— Start —

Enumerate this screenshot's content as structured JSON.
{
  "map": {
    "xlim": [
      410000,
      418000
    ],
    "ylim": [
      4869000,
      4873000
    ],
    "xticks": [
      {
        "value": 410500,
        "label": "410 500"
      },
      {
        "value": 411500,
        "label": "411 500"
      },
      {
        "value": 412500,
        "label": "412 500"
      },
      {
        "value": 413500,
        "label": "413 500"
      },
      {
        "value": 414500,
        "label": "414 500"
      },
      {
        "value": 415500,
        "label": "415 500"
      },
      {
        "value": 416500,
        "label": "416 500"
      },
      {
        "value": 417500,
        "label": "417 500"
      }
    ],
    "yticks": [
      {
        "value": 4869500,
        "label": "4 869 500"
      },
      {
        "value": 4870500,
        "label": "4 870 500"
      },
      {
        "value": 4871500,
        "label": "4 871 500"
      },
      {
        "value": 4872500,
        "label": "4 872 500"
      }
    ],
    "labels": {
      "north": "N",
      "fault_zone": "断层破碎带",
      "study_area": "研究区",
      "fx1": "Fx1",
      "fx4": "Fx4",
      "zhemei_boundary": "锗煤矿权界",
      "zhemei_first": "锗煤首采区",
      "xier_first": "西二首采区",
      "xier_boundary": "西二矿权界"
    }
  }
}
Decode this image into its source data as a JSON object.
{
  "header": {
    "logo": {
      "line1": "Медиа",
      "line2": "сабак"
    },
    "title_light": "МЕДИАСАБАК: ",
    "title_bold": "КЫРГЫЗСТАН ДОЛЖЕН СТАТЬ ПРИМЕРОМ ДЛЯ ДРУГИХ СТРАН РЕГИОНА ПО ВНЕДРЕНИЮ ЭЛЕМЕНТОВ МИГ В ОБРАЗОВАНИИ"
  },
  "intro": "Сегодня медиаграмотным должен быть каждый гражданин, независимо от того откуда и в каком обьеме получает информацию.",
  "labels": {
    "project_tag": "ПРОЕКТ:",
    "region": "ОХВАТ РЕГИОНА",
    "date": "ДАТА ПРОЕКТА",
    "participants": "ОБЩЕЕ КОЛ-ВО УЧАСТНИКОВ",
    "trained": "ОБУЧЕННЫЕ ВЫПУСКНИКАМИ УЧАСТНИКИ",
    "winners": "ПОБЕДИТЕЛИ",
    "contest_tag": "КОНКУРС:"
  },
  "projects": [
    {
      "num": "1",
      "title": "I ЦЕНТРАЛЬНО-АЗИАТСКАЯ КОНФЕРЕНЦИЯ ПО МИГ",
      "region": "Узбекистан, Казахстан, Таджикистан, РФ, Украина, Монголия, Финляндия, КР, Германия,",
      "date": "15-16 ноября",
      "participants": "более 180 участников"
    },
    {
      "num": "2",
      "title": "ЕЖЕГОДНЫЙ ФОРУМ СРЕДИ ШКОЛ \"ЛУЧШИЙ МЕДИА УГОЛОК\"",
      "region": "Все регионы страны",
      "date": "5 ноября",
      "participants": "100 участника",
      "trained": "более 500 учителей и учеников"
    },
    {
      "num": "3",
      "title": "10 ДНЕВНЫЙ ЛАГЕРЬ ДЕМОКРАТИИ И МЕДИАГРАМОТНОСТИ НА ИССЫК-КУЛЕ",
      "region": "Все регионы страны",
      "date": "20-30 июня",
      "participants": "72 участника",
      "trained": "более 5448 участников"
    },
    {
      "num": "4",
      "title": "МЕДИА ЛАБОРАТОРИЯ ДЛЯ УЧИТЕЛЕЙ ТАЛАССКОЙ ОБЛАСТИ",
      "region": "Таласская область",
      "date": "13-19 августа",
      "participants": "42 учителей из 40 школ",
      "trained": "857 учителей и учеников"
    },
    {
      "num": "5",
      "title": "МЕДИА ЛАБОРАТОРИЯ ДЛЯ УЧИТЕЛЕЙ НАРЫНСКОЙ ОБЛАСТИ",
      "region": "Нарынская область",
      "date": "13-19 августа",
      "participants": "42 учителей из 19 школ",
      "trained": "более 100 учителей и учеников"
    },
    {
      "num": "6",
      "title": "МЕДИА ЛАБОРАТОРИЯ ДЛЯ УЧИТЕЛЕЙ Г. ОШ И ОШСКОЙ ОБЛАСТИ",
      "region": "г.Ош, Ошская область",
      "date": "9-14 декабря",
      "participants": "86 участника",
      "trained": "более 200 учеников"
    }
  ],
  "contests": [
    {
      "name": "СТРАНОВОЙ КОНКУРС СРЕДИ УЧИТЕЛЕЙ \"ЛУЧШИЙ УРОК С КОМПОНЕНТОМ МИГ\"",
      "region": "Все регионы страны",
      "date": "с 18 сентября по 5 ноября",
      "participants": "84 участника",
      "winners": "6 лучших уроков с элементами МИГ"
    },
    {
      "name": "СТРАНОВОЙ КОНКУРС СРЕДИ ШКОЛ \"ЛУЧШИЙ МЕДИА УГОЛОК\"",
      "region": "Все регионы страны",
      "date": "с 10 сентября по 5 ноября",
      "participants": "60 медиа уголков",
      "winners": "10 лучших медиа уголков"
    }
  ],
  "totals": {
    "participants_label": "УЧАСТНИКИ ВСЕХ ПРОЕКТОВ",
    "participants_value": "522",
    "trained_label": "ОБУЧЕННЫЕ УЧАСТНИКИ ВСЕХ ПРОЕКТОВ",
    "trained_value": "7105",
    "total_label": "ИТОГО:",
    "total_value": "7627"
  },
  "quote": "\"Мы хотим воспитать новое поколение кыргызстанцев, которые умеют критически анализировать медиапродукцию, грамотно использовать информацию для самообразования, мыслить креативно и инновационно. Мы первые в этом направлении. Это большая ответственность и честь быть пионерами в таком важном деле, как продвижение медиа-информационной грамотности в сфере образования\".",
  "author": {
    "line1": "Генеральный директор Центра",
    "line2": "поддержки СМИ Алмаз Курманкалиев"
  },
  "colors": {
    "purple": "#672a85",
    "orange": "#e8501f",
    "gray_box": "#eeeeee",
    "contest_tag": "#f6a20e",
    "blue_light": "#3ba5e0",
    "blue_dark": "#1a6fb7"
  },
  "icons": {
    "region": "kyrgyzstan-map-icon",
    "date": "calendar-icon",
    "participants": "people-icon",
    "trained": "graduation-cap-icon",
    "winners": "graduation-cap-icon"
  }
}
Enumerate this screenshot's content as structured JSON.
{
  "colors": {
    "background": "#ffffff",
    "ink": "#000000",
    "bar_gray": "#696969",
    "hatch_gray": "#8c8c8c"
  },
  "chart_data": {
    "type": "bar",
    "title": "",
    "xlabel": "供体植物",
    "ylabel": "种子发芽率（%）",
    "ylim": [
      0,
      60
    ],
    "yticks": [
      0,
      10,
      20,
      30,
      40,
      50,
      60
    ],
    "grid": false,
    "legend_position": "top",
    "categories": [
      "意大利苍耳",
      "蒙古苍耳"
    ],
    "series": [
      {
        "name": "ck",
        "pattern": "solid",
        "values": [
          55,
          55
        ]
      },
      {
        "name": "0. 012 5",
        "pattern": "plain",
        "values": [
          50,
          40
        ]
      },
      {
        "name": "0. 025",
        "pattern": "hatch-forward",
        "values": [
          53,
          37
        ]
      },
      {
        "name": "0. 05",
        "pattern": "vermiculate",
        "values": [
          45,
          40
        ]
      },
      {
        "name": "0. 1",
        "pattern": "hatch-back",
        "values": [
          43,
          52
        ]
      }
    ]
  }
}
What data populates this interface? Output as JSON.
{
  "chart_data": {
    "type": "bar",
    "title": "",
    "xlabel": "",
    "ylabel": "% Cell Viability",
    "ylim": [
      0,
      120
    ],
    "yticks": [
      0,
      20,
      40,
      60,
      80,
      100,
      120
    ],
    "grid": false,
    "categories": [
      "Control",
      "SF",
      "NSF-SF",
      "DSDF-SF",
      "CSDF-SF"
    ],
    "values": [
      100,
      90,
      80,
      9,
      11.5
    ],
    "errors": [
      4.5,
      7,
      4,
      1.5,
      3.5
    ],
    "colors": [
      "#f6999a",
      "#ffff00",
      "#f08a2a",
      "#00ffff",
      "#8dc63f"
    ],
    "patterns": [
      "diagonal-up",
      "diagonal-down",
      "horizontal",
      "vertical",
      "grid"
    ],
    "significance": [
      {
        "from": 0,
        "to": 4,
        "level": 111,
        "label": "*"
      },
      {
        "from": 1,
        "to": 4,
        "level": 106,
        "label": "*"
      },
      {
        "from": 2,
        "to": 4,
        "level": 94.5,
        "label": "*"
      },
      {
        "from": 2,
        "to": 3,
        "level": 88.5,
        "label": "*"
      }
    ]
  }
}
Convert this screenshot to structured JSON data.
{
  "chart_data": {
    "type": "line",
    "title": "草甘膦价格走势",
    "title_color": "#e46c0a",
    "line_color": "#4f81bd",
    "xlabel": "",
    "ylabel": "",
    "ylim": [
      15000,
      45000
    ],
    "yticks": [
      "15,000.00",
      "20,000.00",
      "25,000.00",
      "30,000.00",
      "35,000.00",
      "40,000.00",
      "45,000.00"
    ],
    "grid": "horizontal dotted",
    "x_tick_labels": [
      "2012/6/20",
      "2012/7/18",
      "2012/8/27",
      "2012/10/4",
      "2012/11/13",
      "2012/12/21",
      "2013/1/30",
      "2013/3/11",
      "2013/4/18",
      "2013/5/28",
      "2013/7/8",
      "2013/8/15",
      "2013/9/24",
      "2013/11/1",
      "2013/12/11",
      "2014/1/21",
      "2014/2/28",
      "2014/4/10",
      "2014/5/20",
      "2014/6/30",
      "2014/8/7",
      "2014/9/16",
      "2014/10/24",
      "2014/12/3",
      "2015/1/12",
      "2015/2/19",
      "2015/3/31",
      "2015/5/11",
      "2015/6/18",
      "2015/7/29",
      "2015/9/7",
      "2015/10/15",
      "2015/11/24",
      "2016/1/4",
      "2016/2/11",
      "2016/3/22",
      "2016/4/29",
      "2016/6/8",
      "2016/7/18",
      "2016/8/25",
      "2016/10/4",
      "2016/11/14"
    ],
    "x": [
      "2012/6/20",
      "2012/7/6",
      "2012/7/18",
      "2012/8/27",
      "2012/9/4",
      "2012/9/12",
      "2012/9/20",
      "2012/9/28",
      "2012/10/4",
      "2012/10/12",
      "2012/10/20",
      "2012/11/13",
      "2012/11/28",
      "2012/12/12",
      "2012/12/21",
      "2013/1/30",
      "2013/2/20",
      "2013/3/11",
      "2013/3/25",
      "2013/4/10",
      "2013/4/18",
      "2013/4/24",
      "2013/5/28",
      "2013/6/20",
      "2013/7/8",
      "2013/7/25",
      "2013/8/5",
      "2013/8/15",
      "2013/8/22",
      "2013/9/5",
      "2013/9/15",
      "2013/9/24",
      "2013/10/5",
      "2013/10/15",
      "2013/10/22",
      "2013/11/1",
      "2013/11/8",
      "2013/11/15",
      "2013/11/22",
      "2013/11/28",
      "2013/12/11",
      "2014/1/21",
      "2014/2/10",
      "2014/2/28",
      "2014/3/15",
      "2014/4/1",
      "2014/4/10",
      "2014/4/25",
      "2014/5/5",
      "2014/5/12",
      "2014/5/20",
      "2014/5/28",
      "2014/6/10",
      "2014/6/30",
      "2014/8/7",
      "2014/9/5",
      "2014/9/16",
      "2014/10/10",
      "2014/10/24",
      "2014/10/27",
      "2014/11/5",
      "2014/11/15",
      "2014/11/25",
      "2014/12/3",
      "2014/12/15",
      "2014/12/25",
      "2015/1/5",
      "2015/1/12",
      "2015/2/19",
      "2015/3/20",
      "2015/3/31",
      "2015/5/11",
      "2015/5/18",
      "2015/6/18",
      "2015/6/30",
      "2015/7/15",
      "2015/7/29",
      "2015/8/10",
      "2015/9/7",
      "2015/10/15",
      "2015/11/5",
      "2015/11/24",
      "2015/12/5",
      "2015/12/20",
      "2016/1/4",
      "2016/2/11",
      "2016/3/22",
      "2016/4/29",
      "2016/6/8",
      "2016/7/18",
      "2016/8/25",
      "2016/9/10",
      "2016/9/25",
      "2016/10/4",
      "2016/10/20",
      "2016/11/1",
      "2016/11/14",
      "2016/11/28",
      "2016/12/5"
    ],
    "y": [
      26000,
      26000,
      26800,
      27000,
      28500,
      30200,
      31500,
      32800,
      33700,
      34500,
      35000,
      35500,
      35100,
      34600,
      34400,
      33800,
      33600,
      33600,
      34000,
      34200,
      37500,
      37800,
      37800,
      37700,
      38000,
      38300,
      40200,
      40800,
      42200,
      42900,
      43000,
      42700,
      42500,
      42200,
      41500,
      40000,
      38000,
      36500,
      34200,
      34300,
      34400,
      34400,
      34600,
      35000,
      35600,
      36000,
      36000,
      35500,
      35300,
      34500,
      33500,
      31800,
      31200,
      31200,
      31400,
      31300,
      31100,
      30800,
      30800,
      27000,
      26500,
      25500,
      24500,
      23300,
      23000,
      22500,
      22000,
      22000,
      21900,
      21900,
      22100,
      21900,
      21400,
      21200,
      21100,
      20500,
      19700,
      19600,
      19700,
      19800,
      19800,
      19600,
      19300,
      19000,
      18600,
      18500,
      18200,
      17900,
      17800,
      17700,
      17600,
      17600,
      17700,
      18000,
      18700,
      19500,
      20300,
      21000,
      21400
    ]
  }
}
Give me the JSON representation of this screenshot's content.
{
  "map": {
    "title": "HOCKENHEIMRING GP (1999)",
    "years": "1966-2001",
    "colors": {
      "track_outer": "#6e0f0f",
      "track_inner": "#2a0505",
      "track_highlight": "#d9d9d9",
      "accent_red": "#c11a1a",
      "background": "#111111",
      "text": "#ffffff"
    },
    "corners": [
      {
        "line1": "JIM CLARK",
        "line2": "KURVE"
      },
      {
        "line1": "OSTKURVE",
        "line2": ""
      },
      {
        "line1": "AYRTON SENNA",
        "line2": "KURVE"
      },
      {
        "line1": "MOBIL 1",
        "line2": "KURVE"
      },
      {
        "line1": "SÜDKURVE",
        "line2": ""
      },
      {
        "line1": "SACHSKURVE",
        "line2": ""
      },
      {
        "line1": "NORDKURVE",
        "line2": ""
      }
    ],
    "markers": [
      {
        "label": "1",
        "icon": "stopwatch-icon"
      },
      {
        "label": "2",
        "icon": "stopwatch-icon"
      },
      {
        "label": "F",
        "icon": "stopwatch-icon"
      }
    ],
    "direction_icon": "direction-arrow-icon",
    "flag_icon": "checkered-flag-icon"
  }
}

— End —

YOUR TASK => Lines from the one containing "Give me the" through the final line are to be given again verbatim, with nothing before or after.

RIGHT ANSWER =>
Give me the JSON representation of this screenshot's content.
{
  "map": {
    "title": "HOCKENHEIMRING GP (1999)",
    "years": "1966-2001",
    "colors": {
      "track_outer": "#6e0f0f",
      "track_inner": "#2a0505",
      "track_highlight": "#d9d9d9",
      "accent_red": "#c11a1a",
      "background": "#111111",
      "text": "#ffffff"
    },
    "corners": [
      {
        "line1": "JIM CLARK",
        "line2": "KURVE"
      },
      {
        "line1": "OSTKURVE",
        "line2": ""
      },
      {
        "line1": "AYRTON SENNA",
        "line2": "KURVE"
      },
      {
        "line1": "MOBIL 1",
        "line2": "KURVE"
      },
      {
        "line1": "SÜDKURVE",
        "line2": ""
      },
      {
        "line1": "SACHSKURVE",
        "line2": ""
      },
      {
        "line1": "NORDKURVE",
        "line2": ""
      }
    ],
    "markers": [
      {
        "label": "1",
        "icon": "stopwatch-icon"
      },
      {
        "label": "2",
        "icon": "stopwatch-icon"
      },
      {
        "label": "F",
        "icon": "stopwatch-icon"
      }
    ],
    "direction_icon": "direction-arrow-icon",
    "flag_icon": "checkered-flag-icon"
  }
}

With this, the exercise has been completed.